Stated task =>
Copy every record exactly, and keep the pictures out.

Entries provided =>
========================

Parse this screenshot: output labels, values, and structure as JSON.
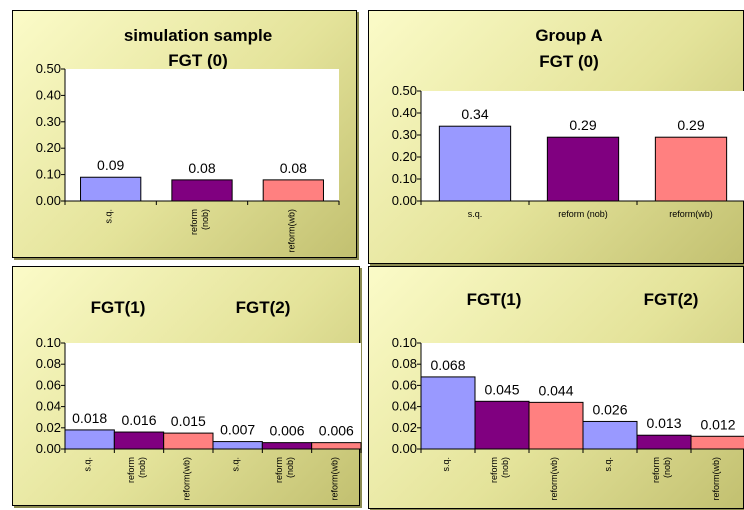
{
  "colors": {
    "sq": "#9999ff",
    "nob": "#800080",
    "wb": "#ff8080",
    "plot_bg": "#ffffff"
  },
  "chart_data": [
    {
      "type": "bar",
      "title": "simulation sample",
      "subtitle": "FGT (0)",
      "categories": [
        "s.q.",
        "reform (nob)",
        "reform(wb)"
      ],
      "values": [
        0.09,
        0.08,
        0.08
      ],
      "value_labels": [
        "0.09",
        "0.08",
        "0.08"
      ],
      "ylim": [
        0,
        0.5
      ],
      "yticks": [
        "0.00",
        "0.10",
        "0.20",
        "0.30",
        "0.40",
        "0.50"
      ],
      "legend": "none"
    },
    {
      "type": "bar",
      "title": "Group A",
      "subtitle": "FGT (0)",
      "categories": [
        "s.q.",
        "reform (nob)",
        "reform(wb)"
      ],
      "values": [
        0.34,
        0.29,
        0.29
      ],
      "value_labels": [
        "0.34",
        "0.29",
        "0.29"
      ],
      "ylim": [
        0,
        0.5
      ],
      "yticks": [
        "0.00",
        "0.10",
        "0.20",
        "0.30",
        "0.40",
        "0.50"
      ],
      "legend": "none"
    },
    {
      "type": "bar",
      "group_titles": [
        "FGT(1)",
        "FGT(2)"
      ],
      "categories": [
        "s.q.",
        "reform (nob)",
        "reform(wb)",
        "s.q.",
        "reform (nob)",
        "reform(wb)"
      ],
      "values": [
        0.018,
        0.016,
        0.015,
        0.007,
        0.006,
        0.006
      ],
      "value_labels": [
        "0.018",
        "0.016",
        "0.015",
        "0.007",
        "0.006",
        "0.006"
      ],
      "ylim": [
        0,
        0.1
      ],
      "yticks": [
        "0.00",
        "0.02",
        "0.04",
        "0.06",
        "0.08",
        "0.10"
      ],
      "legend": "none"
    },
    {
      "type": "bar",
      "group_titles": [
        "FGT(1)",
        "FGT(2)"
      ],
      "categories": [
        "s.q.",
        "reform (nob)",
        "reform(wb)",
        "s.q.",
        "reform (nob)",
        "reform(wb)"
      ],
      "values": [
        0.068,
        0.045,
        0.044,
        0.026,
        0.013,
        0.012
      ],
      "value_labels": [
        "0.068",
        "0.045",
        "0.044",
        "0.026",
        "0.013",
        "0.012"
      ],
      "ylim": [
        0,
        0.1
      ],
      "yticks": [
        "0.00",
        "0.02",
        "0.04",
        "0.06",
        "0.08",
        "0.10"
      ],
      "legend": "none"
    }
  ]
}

========================

Response =>
Parse this screenshot: output labels, values, and structure as JSON.
{
  "colors": {
    "sq": "#9999ff",
    "nob": "#800080",
    "wb": "#ff8080",
    "plot_bg": "#ffffff"
  },
  "chart_data": [
    {
      "type": "bar",
      "title": "simulation sample",
      "subtitle": "FGT (0)",
      "categories": [
        "s.q.",
        "reform (nob)",
        "reform(wb)"
      ],
      "values": [
        0.09,
        0.08,
        0.08
      ],
      "value_labels": [
        "0.09",
        "0.08",
        "0.08"
      ],
      "ylim": [
        0,
        0.5
      ],
      "yticks": [
        "0.00",
        "0.10",
        "0.20",
        "0.30",
        "0.40",
        "0.50"
      ],
      "legend": "none"
    },
    {
      "type": "bar",
      "title": "Group A",
      "subtitle": "FGT (0)",
      "categories": [
        "s.q.",
        "reform (nob)",
        "reform(wb)"
      ],
      "values": [
        0.34,
        0.29,
        0.29
      ],
      "value_labels": [
        "0.34",
        "0.29",
        "0.29"
      ],
      "ylim": [
        0,
        0.5
      ],
      "yticks": [
        "0.00",
        "0.10",
        "0.20",
        "0.30",
        "0.40",
        "0.50"
      ],
      "legend": "none"
    },
    {
      "type": "bar",
      "group_titles": [
        "FGT(1)",
        "FGT(2)"
      ],
      "categories": [
        "s.q.",
        "reform (nob)",
        "reform(wb)",
        "s.q.",
        "reform (nob)",
        "reform(wb)"
      ],
      "values": [
        0.018,
        0.016,
        0.015,
        0.007,
        0.006,
        0.006
      ],
      "value_labels": [
        "0.018",
        "0.016",
        "0.015",
        "0.007",
        "0.006",
        "0.006"
      ],
      "ylim": [
        0,
        0.1
      ],
      "yticks": [
        "0.00",
        "0.02",
        "0.04",
        "0.06",
        "0.08",
        "0.10"
      ],
      "legend": "none"
    },
    {
      "type": "bar",
      "group_titles": [
        "FGT(1)",
        "FGT(2)"
      ],
      "categories": [
        "s.q.",
        "reform (nob)",
        "reform(wb)",
        "s.q.",
        "reform (nob)",
        "reform(wb)"
      ],
      "values": [
        0.068,
        0.045,
        0.044,
        0.026,
        0.013,
        0.012
      ],
      "value_labels": [
        "0.068",
        "0.045",
        "0.044",
        "0.026",
        "0.013",
        "0.012"
      ],
      "ylim": [
        0,
        0.1
      ],
      "yticks": [
        "0.00",
        "0.02",
        "0.04",
        "0.06",
        "0.08",
        "0.10"
      ],
      "legend": "none"
    }
  ]
}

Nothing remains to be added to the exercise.